Aim of the exercise: Copy out the data exactly, leaving the pictures behind.

---------- Stored rows

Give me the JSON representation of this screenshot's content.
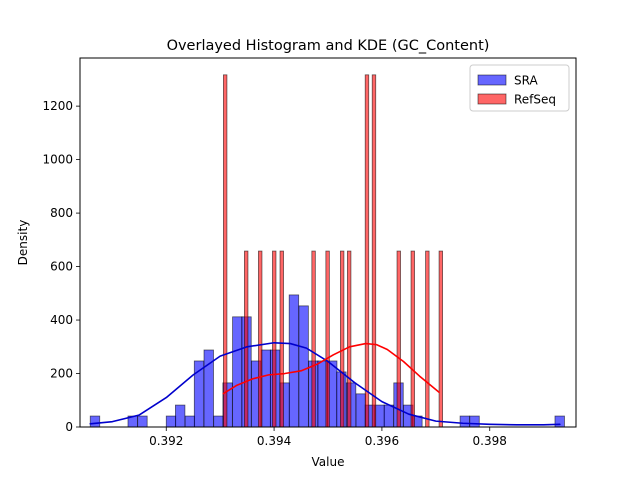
{
  "chart_data": {
    "type": "bar",
    "title": "Overlayed Histogram and KDE (GC_Content)",
    "xlabel": "Value",
    "ylabel": "Density",
    "xlim": [
      0.3904,
      0.3996
    ],
    "ylim": [
      0,
      1380
    ],
    "xticks": [
      0.392,
      0.394,
      0.396,
      0.398
    ],
    "xtick_labels": [
      "0.392",
      "0.394",
      "0.396",
      "0.398"
    ],
    "yticks": [
      0,
      200,
      400,
      600,
      800,
      1000,
      1200
    ],
    "ytick_labels": [
      "0",
      "200",
      "400",
      "600",
      "800",
      "1000",
      "1200"
    ],
    "grid": false,
    "legend_position": "top-right",
    "series": [
      {
        "name": "SRA",
        "kind": "histogram",
        "color": "#0000ff",
        "bin_width": 0.000176,
        "bins": [
          {
            "x": 0.39059,
            "y": 41
          },
          {
            "x": 0.39129,
            "y": 41
          },
          {
            "x": 0.39147,
            "y": 41
          },
          {
            "x": 0.392,
            "y": 41
          },
          {
            "x": 0.39217,
            "y": 82
          },
          {
            "x": 0.39235,
            "y": 41
          },
          {
            "x": 0.39252,
            "y": 247
          },
          {
            "x": 0.3927,
            "y": 288
          },
          {
            "x": 0.39288,
            "y": 41
          },
          {
            "x": 0.39305,
            "y": 165
          },
          {
            "x": 0.39323,
            "y": 412
          },
          {
            "x": 0.3934,
            "y": 412
          },
          {
            "x": 0.39358,
            "y": 247
          },
          {
            "x": 0.39376,
            "y": 288
          },
          {
            "x": 0.39393,
            "y": 288
          },
          {
            "x": 0.39411,
            "y": 165
          },
          {
            "x": 0.39428,
            "y": 494
          },
          {
            "x": 0.39446,
            "y": 453
          },
          {
            "x": 0.39464,
            "y": 247
          },
          {
            "x": 0.39481,
            "y": 247
          },
          {
            "x": 0.39499,
            "y": 247
          },
          {
            "x": 0.39516,
            "y": 206
          },
          {
            "x": 0.39534,
            "y": 165
          },
          {
            "x": 0.39552,
            "y": 124
          },
          {
            "x": 0.39569,
            "y": 82
          },
          {
            "x": 0.39587,
            "y": 82
          },
          {
            "x": 0.39604,
            "y": 82
          },
          {
            "x": 0.39622,
            "y": 165
          },
          {
            "x": 0.3964,
            "y": 82
          },
          {
            "x": 0.39657,
            "y": 41
          },
          {
            "x": 0.39745,
            "y": 41
          },
          {
            "x": 0.39763,
            "y": 41
          },
          {
            "x": 0.39921,
            "y": 41
          }
        ]
      },
      {
        "name": "RefSeq",
        "kind": "histogram",
        "color": "#ff0000",
        "bin_width": 6.53e-05,
        "bins": [
          {
            "x": 0.39306,
            "y": 1317
          },
          {
            "x": 0.39345,
            "y": 658
          },
          {
            "x": 0.39371,
            "y": 658
          },
          {
            "x": 0.39397,
            "y": 658
          },
          {
            "x": 0.39411,
            "y": 658
          },
          {
            "x": 0.3947,
            "y": 658
          },
          {
            "x": 0.39496,
            "y": 658
          },
          {
            "x": 0.39523,
            "y": 658
          },
          {
            "x": 0.39536,
            "y": 658
          },
          {
            "x": 0.39569,
            "y": 1317
          },
          {
            "x": 0.39582,
            "y": 1317
          },
          {
            "x": 0.39628,
            "y": 658
          },
          {
            "x": 0.39654,
            "y": 658
          },
          {
            "x": 0.39681,
            "y": 658
          },
          {
            "x": 0.39706,
            "y": 658
          }
        ]
      }
    ],
    "kde": [
      {
        "series": "SRA",
        "color": "#0000cc",
        "x": [
          0.39059,
          0.391,
          0.3915,
          0.392,
          0.3925,
          0.393,
          0.3935,
          0.394,
          0.3943,
          0.3946,
          0.395,
          0.3955,
          0.396,
          0.3965,
          0.397,
          0.3975,
          0.398,
          0.3985,
          0.399,
          0.3993
        ],
        "y": [
          12,
          20,
          45,
          110,
          195,
          265,
          300,
          315,
          312,
          295,
          245,
          165,
          95,
          48,
          22,
          14,
          10,
          8,
          8,
          10
        ]
      },
      {
        "series": "RefSeq",
        "color": "#ff0000",
        "x": [
          0.39306,
          0.3933,
          0.3936,
          0.3939,
          0.3942,
          0.3945,
          0.3948,
          0.3951,
          0.3954,
          0.3957,
          0.3959,
          0.3961,
          0.3964,
          0.3967,
          0.39706
        ],
        "y": [
          125,
          155,
          180,
          195,
          200,
          210,
          235,
          270,
          300,
          312,
          308,
          290,
          245,
          190,
          130
        ]
      }
    ]
  }
}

--------------------

Solution to this exercise:
Give me the JSON representation of this screenshot's content.
{
  "chart_data": {
    "type": "bar",
    "title": "Overlayed Histogram and KDE (GC_Content)",
    "xlabel": "Value",
    "ylabel": "Density",
    "xlim": [
      0.3904,
      0.3996
    ],
    "ylim": [
      0,
      1380
    ],
    "xticks": [
      0.392,
      0.394,
      0.396,
      0.398
    ],
    "xtick_labels": [
      "0.392",
      "0.394",
      "0.396",
      "0.398"
    ],
    "yticks": [
      0,
      200,
      400,
      600,
      800,
      1000,
      1200
    ],
    "ytick_labels": [
      "0",
      "200",
      "400",
      "600",
      "800",
      "1000",
      "1200"
    ],
    "grid": false,
    "legend_position": "top-right",
    "series": [
      {
        "name": "SRA",
        "kind": "histogram",
        "color": "#0000ff",
        "bin_width": 0.000176,
        "bins": [
          {
            "x": 0.39059,
            "y": 41
          },
          {
            "x": 0.39129,
            "y": 41
          },
          {
            "x": 0.39147,
            "y": 41
          },
          {
            "x": 0.392,
            "y": 41
          },
          {
            "x": 0.39217,
            "y": 82
          },
          {
            "x": 0.39235,
            "y": 41
          },
          {
            "x": 0.39252,
            "y": 247
          },
          {
            "x": 0.3927,
            "y": 288
          },
          {
            "x": 0.39288,
            "y": 41
          },
          {
            "x": 0.39305,
            "y": 165
          },
          {
            "x": 0.39323,
            "y": 412
          },
          {
            "x": 0.3934,
            "y": 412
          },
          {
            "x": 0.39358,
            "y": 247
          },
          {
            "x": 0.39376,
            "y": 288
          },
          {
            "x": 0.39393,
            "y": 288
          },
          {
            "x": 0.39411,
            "y": 165
          },
          {
            "x": 0.39428,
            "y": 494
          },
          {
            "x": 0.39446,
            "y": 453
          },
          {
            "x": 0.39464,
            "y": 247
          },
          {
            "x": 0.39481,
            "y": 247
          },
          {
            "x": 0.39499,
            "y": 247
          },
          {
            "x": 0.39516,
            "y": 206
          },
          {
            "x": 0.39534,
            "y": 165
          },
          {
            "x": 0.39552,
            "y": 124
          },
          {
            "x": 0.39569,
            "y": 82
          },
          {
            "x": 0.39587,
            "y": 82
          },
          {
            "x": 0.39604,
            "y": 82
          },
          {
            "x": 0.39622,
            "y": 165
          },
          {
            "x": 0.3964,
            "y": 82
          },
          {
            "x": 0.39657,
            "y": 41
          },
          {
            "x": 0.39745,
            "y": 41
          },
          {
            "x": 0.39763,
            "y": 41
          },
          {
            "x": 0.39921,
            "y": 41
          }
        ]
      },
      {
        "name": "RefSeq",
        "kind": "histogram",
        "color": "#ff0000",
        "bin_width": 6.53e-05,
        "bins": [
          {
            "x": 0.39306,
            "y": 1317
          },
          {
            "x": 0.39345,
            "y": 658
          },
          {
            "x": 0.39371,
            "y": 658
          },
          {
            "x": 0.39397,
            "y": 658
          },
          {
            "x": 0.39411,
            "y": 658
          },
          {
            "x": 0.3947,
            "y": 658
          },
          {
            "x": 0.39496,
            "y": 658
          },
          {
            "x": 0.39523,
            "y": 658
          },
          {
            "x": 0.39536,
            "y": 658
          },
          {
            "x": 0.39569,
            "y": 1317
          },
          {
            "x": 0.39582,
            "y": 1317
          },
          {
            "x": 0.39628,
            "y": 658
          },
          {
            "x": 0.39654,
            "y": 658
          },
          {
            "x": 0.39681,
            "y": 658
          },
          {
            "x": 0.39706,
            "y": 658
          }
        ]
      }
    ],
    "kde": [
      {
        "series": "SRA",
        "color": "#0000cc",
        "x": [
          0.39059,
          0.391,
          0.3915,
          0.392,
          0.3925,
          0.393,
          0.3935,
          0.394,
          0.3943,
          0.3946,
          0.395,
          0.3955,
          0.396,
          0.3965,
          0.397,
          0.3975,
          0.398,
          0.3985,
          0.399,
          0.3993
        ],
        "y": [
          12,
          20,
          45,
          110,
          195,
          265,
          300,
          315,
          312,
          295,
          245,
          165,
          95,
          48,
          22,
          14,
          10,
          8,
          8,
          10
        ]
      },
      {
        "series": "RefSeq",
        "color": "#ff0000",
        "x": [
          0.39306,
          0.3933,
          0.3936,
          0.3939,
          0.3942,
          0.3945,
          0.3948,
          0.3951,
          0.3954,
          0.3957,
          0.3959,
          0.3961,
          0.3964,
          0.3967,
          0.39706
        ],
        "y": [
          125,
          155,
          180,
          195,
          200,
          210,
          235,
          270,
          300,
          312,
          308,
          290,
          245,
          190,
          130
        ]
      }
    ]
  }
}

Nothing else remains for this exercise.